● **Written instruction**:
Each line of the material below that holds the word "fikri" needs to be copied.

--------

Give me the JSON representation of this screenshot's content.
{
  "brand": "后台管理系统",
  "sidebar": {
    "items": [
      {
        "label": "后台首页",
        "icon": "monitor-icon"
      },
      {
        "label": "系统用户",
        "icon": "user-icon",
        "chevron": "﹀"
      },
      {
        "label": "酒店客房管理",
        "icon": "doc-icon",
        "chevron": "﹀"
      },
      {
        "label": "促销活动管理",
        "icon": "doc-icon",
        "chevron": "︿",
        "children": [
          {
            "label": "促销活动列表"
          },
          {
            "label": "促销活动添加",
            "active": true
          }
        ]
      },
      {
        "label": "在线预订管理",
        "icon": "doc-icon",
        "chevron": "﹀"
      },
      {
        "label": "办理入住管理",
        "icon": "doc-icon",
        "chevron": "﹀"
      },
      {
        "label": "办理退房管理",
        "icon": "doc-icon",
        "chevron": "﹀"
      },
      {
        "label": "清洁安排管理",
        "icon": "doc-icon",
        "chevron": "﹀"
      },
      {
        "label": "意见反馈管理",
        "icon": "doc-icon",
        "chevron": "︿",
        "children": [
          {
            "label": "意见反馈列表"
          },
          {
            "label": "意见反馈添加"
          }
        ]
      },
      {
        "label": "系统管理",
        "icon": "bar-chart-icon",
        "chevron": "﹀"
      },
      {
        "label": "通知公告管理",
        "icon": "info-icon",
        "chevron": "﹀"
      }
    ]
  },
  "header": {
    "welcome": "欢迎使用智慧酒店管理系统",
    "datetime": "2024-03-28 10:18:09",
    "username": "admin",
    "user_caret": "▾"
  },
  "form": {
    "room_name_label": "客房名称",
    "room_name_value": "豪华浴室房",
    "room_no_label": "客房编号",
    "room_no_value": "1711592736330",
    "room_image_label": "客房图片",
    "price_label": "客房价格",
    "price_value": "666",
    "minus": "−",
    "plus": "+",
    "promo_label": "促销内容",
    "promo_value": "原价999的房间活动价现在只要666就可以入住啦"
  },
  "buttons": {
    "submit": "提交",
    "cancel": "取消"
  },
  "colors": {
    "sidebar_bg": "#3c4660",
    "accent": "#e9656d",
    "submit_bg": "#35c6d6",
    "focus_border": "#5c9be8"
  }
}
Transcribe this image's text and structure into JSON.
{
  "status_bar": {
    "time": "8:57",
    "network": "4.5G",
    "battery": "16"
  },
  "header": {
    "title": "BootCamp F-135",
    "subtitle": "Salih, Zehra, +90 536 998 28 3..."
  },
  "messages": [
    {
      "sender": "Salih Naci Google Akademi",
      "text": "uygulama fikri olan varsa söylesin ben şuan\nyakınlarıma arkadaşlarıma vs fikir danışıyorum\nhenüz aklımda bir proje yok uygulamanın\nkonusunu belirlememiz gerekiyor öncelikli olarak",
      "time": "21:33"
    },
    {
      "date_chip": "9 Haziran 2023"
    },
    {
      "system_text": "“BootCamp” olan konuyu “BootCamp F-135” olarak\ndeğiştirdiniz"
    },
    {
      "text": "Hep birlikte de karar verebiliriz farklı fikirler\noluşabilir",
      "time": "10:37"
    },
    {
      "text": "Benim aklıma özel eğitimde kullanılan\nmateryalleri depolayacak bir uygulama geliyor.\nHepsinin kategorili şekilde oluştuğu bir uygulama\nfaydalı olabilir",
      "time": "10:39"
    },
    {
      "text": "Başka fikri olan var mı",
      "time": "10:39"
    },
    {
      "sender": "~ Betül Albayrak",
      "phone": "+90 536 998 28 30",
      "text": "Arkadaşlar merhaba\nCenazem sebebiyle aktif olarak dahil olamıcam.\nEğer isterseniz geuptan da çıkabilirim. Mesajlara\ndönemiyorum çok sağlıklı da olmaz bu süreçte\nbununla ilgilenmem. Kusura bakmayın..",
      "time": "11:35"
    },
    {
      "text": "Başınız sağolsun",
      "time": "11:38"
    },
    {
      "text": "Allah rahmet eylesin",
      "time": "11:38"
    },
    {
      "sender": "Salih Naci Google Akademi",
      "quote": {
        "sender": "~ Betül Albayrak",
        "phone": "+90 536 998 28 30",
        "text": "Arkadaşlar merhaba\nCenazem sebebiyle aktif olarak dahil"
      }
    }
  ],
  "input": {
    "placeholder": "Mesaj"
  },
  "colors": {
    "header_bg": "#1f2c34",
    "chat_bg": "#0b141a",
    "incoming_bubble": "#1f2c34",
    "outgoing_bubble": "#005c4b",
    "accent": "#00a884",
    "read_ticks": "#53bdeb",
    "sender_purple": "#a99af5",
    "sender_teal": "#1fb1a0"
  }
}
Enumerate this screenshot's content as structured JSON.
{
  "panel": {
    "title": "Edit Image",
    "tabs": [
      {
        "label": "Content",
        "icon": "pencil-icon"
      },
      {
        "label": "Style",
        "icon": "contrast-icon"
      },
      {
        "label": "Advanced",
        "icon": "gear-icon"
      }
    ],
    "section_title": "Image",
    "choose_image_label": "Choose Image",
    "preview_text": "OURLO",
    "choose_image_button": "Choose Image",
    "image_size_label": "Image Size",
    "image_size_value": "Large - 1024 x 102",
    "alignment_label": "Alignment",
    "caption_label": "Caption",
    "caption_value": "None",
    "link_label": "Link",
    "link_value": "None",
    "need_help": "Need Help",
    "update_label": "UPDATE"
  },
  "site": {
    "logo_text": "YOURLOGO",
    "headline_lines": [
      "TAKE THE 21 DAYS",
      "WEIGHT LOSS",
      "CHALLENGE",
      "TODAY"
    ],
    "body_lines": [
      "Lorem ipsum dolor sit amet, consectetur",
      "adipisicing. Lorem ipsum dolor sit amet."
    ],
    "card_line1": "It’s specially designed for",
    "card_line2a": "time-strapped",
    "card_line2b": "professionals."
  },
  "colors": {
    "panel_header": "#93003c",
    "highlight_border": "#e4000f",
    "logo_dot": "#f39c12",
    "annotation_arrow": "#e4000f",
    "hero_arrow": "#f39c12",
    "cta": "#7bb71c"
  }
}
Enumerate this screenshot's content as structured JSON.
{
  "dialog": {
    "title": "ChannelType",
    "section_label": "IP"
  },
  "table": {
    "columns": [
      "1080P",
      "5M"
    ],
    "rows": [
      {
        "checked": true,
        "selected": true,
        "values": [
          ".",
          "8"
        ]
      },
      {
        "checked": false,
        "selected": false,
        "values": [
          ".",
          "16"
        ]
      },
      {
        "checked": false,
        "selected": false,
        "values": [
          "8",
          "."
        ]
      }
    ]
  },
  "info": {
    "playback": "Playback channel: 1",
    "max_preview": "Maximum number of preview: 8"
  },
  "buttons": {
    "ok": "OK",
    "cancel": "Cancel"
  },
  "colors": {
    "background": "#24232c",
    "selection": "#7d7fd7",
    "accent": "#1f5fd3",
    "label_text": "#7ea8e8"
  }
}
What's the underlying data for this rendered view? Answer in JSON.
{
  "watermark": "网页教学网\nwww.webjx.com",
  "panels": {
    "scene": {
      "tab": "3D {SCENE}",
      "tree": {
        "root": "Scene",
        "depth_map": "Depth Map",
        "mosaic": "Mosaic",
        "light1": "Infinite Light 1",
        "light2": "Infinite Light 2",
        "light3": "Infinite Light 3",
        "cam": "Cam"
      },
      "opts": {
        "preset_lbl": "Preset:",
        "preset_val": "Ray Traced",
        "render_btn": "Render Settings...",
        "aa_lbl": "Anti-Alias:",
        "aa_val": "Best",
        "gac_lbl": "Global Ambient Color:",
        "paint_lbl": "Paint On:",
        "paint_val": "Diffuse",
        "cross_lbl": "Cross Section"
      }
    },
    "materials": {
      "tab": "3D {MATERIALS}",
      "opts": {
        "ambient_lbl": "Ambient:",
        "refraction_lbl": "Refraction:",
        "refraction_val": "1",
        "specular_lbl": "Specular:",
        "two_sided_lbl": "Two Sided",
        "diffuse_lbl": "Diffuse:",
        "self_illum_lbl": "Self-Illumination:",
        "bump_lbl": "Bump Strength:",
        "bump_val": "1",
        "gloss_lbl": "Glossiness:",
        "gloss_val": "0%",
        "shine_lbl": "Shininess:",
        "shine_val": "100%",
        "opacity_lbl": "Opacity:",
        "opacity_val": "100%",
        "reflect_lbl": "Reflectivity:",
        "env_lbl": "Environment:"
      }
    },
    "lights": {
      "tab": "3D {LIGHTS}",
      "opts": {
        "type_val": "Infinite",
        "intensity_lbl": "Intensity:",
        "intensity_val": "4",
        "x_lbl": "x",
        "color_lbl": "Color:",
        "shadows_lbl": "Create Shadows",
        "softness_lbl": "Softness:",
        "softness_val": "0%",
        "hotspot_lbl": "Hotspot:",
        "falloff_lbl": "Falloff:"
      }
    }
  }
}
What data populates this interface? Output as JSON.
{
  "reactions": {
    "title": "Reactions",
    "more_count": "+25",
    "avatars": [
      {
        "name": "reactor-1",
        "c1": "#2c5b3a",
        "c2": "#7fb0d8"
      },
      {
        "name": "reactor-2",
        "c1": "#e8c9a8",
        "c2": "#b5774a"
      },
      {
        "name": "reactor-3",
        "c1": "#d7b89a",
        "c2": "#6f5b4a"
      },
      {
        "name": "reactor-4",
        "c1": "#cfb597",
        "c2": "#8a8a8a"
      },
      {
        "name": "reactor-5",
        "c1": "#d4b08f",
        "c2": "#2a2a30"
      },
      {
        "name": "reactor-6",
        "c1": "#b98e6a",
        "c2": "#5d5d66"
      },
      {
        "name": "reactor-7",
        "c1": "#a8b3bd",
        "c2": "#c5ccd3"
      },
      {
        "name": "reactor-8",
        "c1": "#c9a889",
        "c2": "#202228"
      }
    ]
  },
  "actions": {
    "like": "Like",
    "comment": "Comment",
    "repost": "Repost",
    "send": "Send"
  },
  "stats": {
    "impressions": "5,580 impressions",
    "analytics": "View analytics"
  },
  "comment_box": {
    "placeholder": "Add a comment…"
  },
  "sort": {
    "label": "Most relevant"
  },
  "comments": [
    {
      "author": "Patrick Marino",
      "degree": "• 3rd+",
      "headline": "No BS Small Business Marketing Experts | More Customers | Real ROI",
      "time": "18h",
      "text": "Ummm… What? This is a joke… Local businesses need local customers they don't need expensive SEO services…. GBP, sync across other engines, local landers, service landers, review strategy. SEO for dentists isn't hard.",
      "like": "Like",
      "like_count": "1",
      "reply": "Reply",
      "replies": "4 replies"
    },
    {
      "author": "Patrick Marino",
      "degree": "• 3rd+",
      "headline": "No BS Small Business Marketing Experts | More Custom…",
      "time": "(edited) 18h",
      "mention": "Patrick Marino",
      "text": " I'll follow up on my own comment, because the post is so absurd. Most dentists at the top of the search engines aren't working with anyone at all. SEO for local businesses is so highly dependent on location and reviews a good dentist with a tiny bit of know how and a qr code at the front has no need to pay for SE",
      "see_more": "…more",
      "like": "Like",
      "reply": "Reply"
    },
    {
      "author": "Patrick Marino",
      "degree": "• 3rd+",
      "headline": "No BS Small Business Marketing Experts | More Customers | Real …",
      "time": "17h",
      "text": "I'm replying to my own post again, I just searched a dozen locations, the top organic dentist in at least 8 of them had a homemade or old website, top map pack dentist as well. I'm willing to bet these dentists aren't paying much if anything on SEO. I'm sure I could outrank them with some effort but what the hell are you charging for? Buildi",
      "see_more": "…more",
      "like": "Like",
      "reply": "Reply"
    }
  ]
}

--------

● **Solved problem**:
      "text": "uygulama fikri olan varsa söylesin ben şuan\nyakınlarıma arkadaşlarıma vs fikir danışıyorum\nhenüz aklımda bir proje yok uygulamanın\nkonusunu belirlememiz gerekiyor öncelikli olarak",
      "text": "Başka fikri olan var mı",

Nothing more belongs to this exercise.